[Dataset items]
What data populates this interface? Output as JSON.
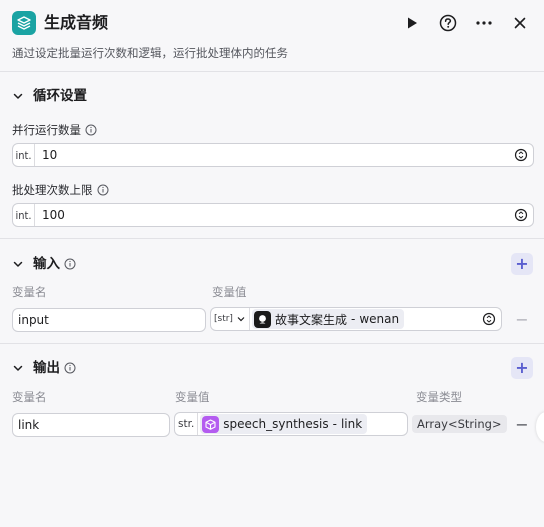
{
  "header": {
    "title": "生成音频",
    "subtitle": "通过设定批量运行次数和逻辑，运行批处理体内的任务",
    "icons": {
      "app": "layers-icon",
      "run": "play-icon",
      "help": "help-circle-icon",
      "more": "more-horizontal-icon",
      "close": "close-icon"
    }
  },
  "loop_settings": {
    "title": "循环设置",
    "concurrency": {
      "label": "并行运行数量",
      "prefix": "int.",
      "value": "10"
    },
    "batch_limit": {
      "label": "批处理次数上限",
      "prefix": "int.",
      "value": "100"
    }
  },
  "input_section": {
    "title": "输入",
    "col_name": "变量名",
    "col_value": "变量值",
    "rows": [
      {
        "name": "input",
        "type_tag": "[str]",
        "ref_node": "故事文案生成",
        "ref_sep": " - ",
        "ref_field": "wenan",
        "ref_icon_color": "#1a1a1a"
      }
    ]
  },
  "output_section": {
    "title": "输出",
    "col_name": "变量名",
    "col_value": "变量值",
    "col_type": "变量类型",
    "rows": [
      {
        "name": "link",
        "type_tag": "str.",
        "ref_node": "speech_synthesis",
        "ref_sep": " - ",
        "ref_field": "link",
        "var_type": "Array<String>",
        "ref_icon_color": "#b45cf0"
      }
    ]
  },
  "colors": {
    "accent": "#5a5ecf",
    "app_icon": "#1aa3a3",
    "add_button_bg": "#e5e6f6"
  }
}
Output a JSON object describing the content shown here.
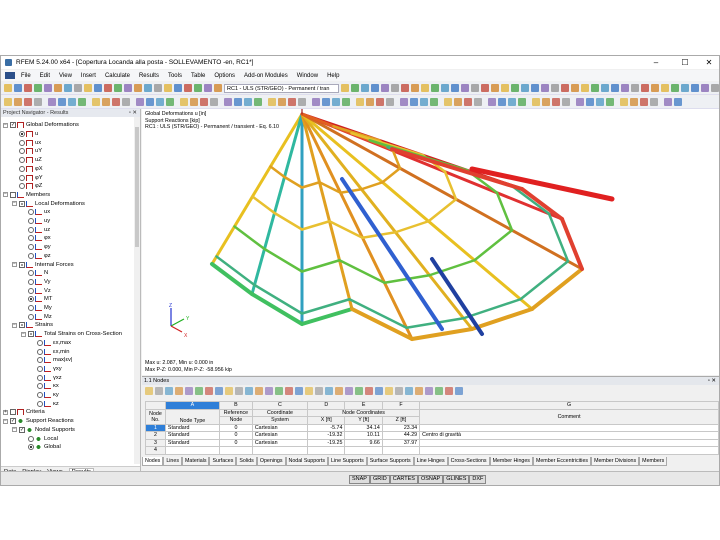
{
  "window": {
    "title": "RFEM 5.24.00 x64 - [Copertura Locanda alla posta - SOLLEVAMENTO -en, RC1*]",
    "minimize": "–",
    "maximize": "☐",
    "close": "✕"
  },
  "menu": [
    "File",
    "Edit",
    "View",
    "Insert",
    "Calculate",
    "Results",
    "Tools",
    "Table",
    "Options",
    "Add-on Modules",
    "Window",
    "Help"
  ],
  "toolbar": {
    "load_case": "RC1 - ULS (STR/GEO) - Permanent / tran"
  },
  "navigator": {
    "title": "Project Navigator - Results",
    "pin": "▫ ✕",
    "tabs": [
      "Data",
      "Display",
      "Views",
      "Results"
    ],
    "tree": [
      {
        "l": 0,
        "c": "box",
        "chk": true,
        "ic": "def",
        "t": "Global Deformations",
        "e": "-"
      },
      {
        "l": 1,
        "c": "rad",
        "on": true,
        "ic": "def",
        "t": "u"
      },
      {
        "l": 1,
        "c": "rad",
        "ic": "def",
        "t": "ux"
      },
      {
        "l": 1,
        "c": "rad",
        "ic": "def",
        "t": "uY"
      },
      {
        "l": 1,
        "c": "rad",
        "ic": "def",
        "t": "uZ"
      },
      {
        "l": 1,
        "c": "rad",
        "ic": "def",
        "t": "φX"
      },
      {
        "l": 1,
        "c": "rad",
        "ic": "def",
        "t": "φY"
      },
      {
        "l": 1,
        "c": "rad",
        "ic": "def",
        "t": "φZ"
      },
      {
        "l": 0,
        "c": "box",
        "ic": "mem",
        "t": "Members",
        "e": "-"
      },
      {
        "l": 1,
        "c": "box",
        "part": true,
        "ic": "mem",
        "t": "Local Deformations",
        "e": "-"
      },
      {
        "l": 2,
        "c": "rad",
        "ic": "mem",
        "t": "ux"
      },
      {
        "l": 2,
        "c": "rad",
        "ic": "mem",
        "t": "uy"
      },
      {
        "l": 2,
        "c": "rad",
        "ic": "mem",
        "t": "uz"
      },
      {
        "l": 2,
        "c": "rad",
        "ic": "mem",
        "t": "φx"
      },
      {
        "l": 2,
        "c": "rad",
        "ic": "mem",
        "t": "φy"
      },
      {
        "l": 2,
        "c": "rad",
        "ic": "mem",
        "t": "φz"
      },
      {
        "l": 1,
        "c": "box",
        "part": true,
        "ic": "mem",
        "t": "Internal Forces",
        "e": "-"
      },
      {
        "l": 2,
        "c": "rad",
        "ic": "mem",
        "t": "N"
      },
      {
        "l": 2,
        "c": "rad",
        "ic": "mem",
        "t": "Vy"
      },
      {
        "l": 2,
        "c": "rad",
        "ic": "mem",
        "t": "Vz"
      },
      {
        "l": 2,
        "c": "rad",
        "on": true,
        "ic": "mem",
        "t": "MT"
      },
      {
        "l": 2,
        "c": "rad",
        "ic": "mem",
        "t": "My"
      },
      {
        "l": 2,
        "c": "rad",
        "ic": "mem",
        "t": "Mz"
      },
      {
        "l": 1,
        "c": "box",
        "part": true,
        "ic": "mem",
        "t": "Strains",
        "e": "-"
      },
      {
        "l": 2,
        "c": "box",
        "part": true,
        "ic": "mem",
        "t": "Total Strains on Cross-Section",
        "e": "-"
      },
      {
        "l": 3,
        "c": "rad",
        "ic": "mem",
        "t": "εx,max"
      },
      {
        "l": 3,
        "c": "rad",
        "ic": "mem",
        "t": "εx,min"
      },
      {
        "l": 3,
        "c": "rad",
        "ic": "mem",
        "t": "max|εv|"
      },
      {
        "l": 3,
        "c": "rad",
        "ic": "mem",
        "t": "γxy"
      },
      {
        "l": 3,
        "c": "rad",
        "ic": "mem",
        "t": "γxz"
      },
      {
        "l": 3,
        "c": "rad",
        "ic": "mem",
        "t": "κx"
      },
      {
        "l": 3,
        "c": "rad",
        "ic": "mem",
        "t": "κy"
      },
      {
        "l": 3,
        "c": "rad",
        "ic": "mem",
        "t": "κz"
      },
      {
        "l": 0,
        "c": "box",
        "ic": "def",
        "t": "Criteria",
        "e": "+"
      },
      {
        "l": 0,
        "c": "box",
        "chk": true,
        "ic": "sup",
        "t": "Support Reactions",
        "e": "-"
      },
      {
        "l": 1,
        "c": "box",
        "chk": true,
        "ic": "sup",
        "t": "Nodal Supports",
        "e": "-"
      },
      {
        "l": 2,
        "c": "rad",
        "ic": "sup",
        "t": "Local"
      },
      {
        "l": 2,
        "c": "rad",
        "on": true,
        "ic": "sup",
        "t": "Global"
      }
    ]
  },
  "viewport": {
    "info": [
      "Global Deformations u [in]",
      "Support Reactions [kip]",
      "RC1 : ULS (STR/GEO) - Permanent / transient - Eq. 6.10"
    ],
    "summary": [
      "Max u: 2.087, Min u: 0.000 in",
      "Max P-Z: 0.000, Min P-Z: -58.956 kip"
    ],
    "axes": {
      "x": "X",
      "y": "Y",
      "z": "Z"
    }
  },
  "table": {
    "title": "1.1 Nodes",
    "pin": "▫ ✕",
    "col_letters": [
      "A",
      "B",
      "C",
      "D",
      "E",
      "F",
      "G"
    ],
    "headers": {
      "node_no": "Node No.",
      "node_type": "Node Type",
      "ref1": "Reference",
      "ref2": "Node",
      "cs1": "Coordinate",
      "cs2": "System",
      "coords": "Node Coordinates",
      "x": "X [ft]",
      "y": "Y [ft]",
      "z": "Z [ft]",
      "comment": "Comment"
    },
    "rows": [
      {
        "no": "1",
        "type": "Standard",
        "ref": "0",
        "cs": "Cartesian",
        "x": "-5.74",
        "y": "34.14",
        "z": "23.34",
        "comment": ""
      },
      {
        "no": "2",
        "type": "Standard",
        "ref": "0",
        "cs": "Cartesian",
        "x": "-19.32",
        "y": "10.11",
        "z": "44.29",
        "comment": "Centro di gravità"
      },
      {
        "no": "3",
        "type": "Standard",
        "ref": "0",
        "cs": "Cartesian",
        "x": "-19.25",
        "y": "9.66",
        "z": "37.97",
        "comment": ""
      },
      {
        "no": "4",
        "type": "",
        "ref": "",
        "cs": "",
        "x": "",
        "y": "",
        "z": "",
        "comment": ""
      }
    ],
    "tabs": [
      "Nodes",
      "Lines",
      "Materials",
      "Surfaces",
      "Solids",
      "Openings",
      "Nodal Supports",
      "Line Supports",
      "Surface Supports",
      "Line Hinges",
      "Cross-Sections",
      "Member Hinges",
      "Member Eccentricities",
      "Member Divisions",
      "Members"
    ]
  },
  "status": [
    "SNAP",
    "GRID",
    "CARTES",
    "OSNAP",
    "GLINES",
    "DXF"
  ]
}
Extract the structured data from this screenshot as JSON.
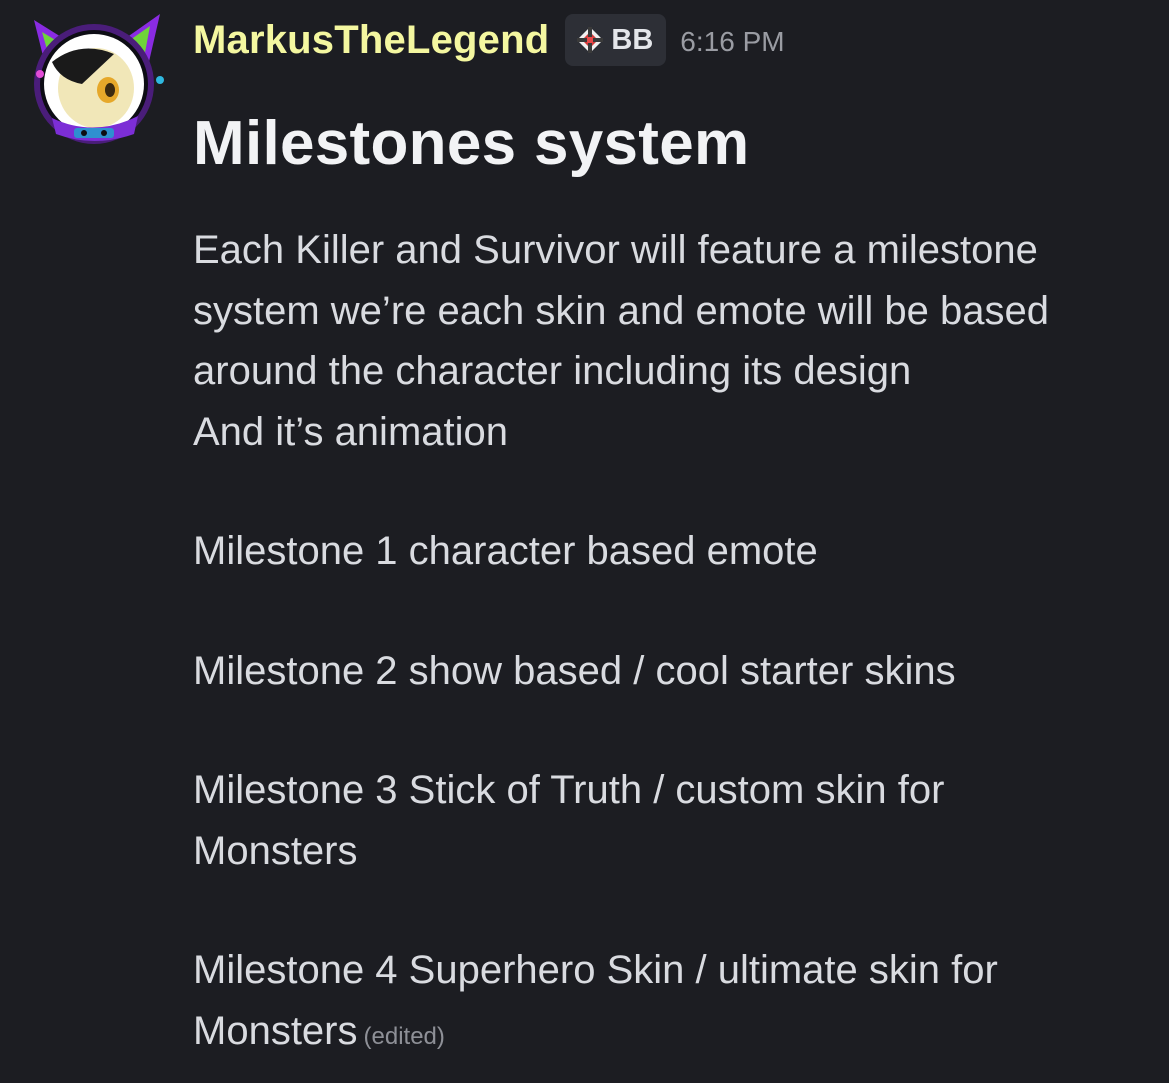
{
  "message": {
    "author": {
      "username": "MarkusTheLegend",
      "username_color": "#f4f7a0",
      "avatar_icon": "cat-avatar-icon",
      "badge": {
        "icon": "diamond-compass-icon",
        "label": "BB"
      }
    },
    "timestamp": "6:16 PM",
    "heading": "Milestones system",
    "lines": {
      "l1": "Each Killer and Survivor will feature a milestone",
      "l2": "system we’re each skin and emote will be based",
      "l3": "around the character including its design",
      "l4": "And it’s animation",
      "m1": "Milestone 1  character based emote",
      "m2": "Milestone 2 show based / cool starter skins",
      "m3a": "Milestone 3 Stick of Truth / custom skin for",
      "m3b": "Monsters",
      "m4a": "Milestone 4 Superhero Skin / ultimate skin for",
      "m4b": "Monsters"
    },
    "edited_label": "(edited)"
  }
}
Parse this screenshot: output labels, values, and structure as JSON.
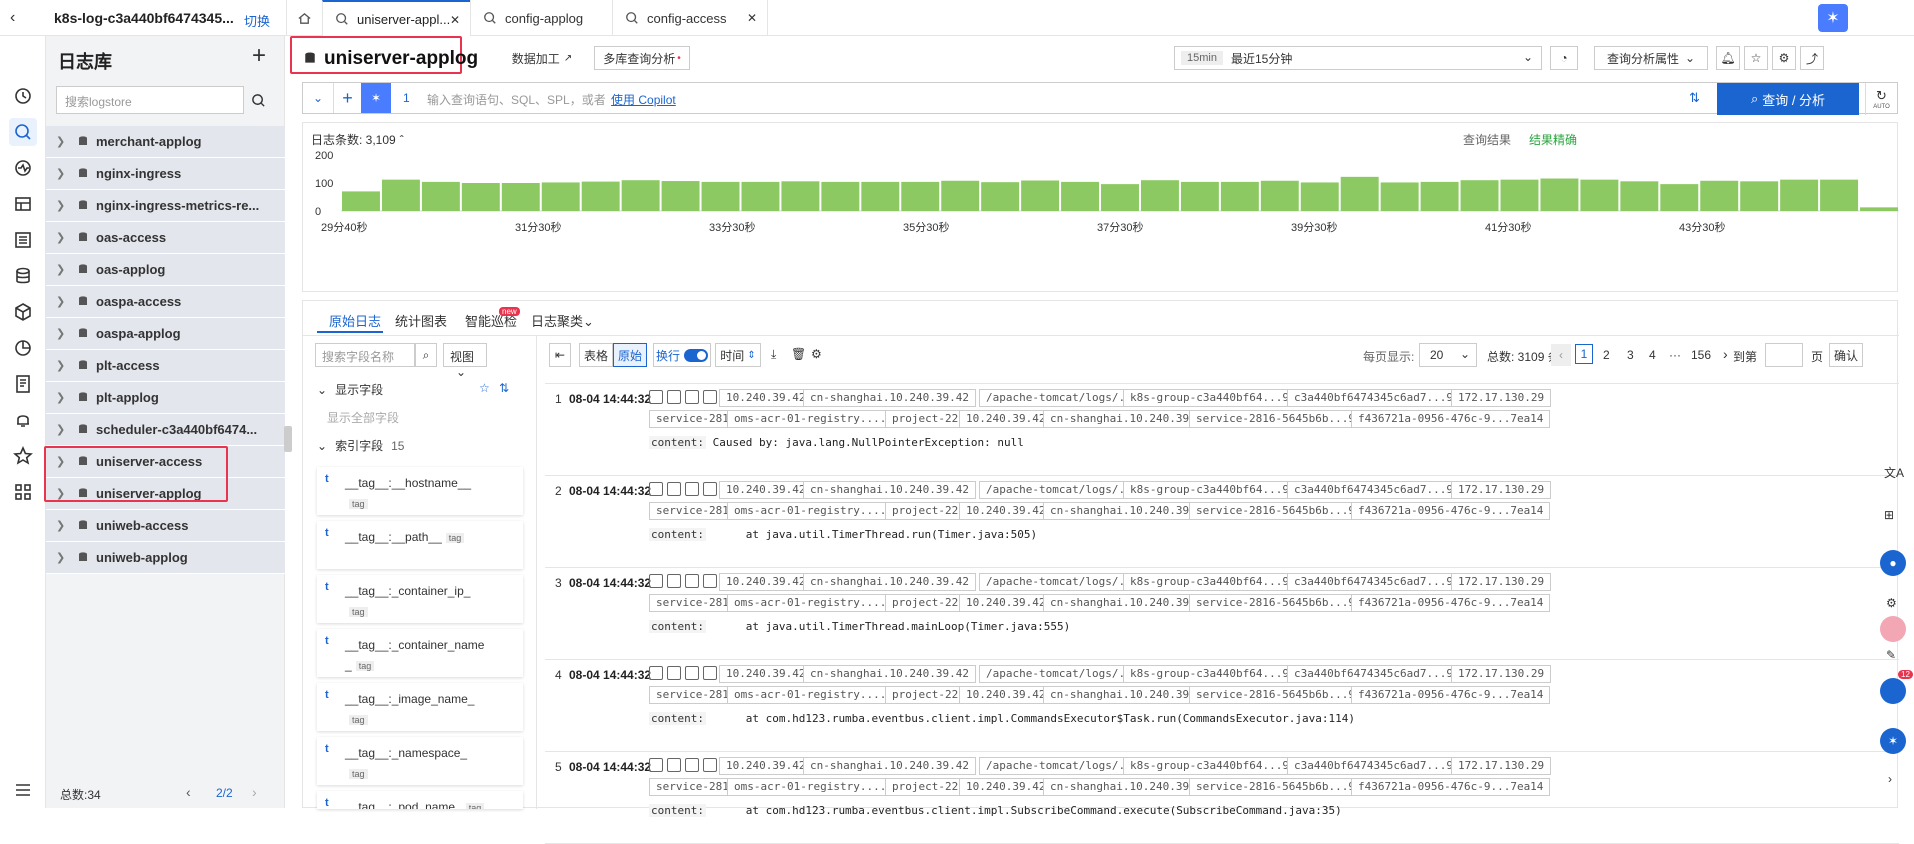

[What you will do]
Look over the records above and copy each line that includes the string "Reactions".

[Task output]
        "t": "Support Reactions",
      "Support Reactions [kip]",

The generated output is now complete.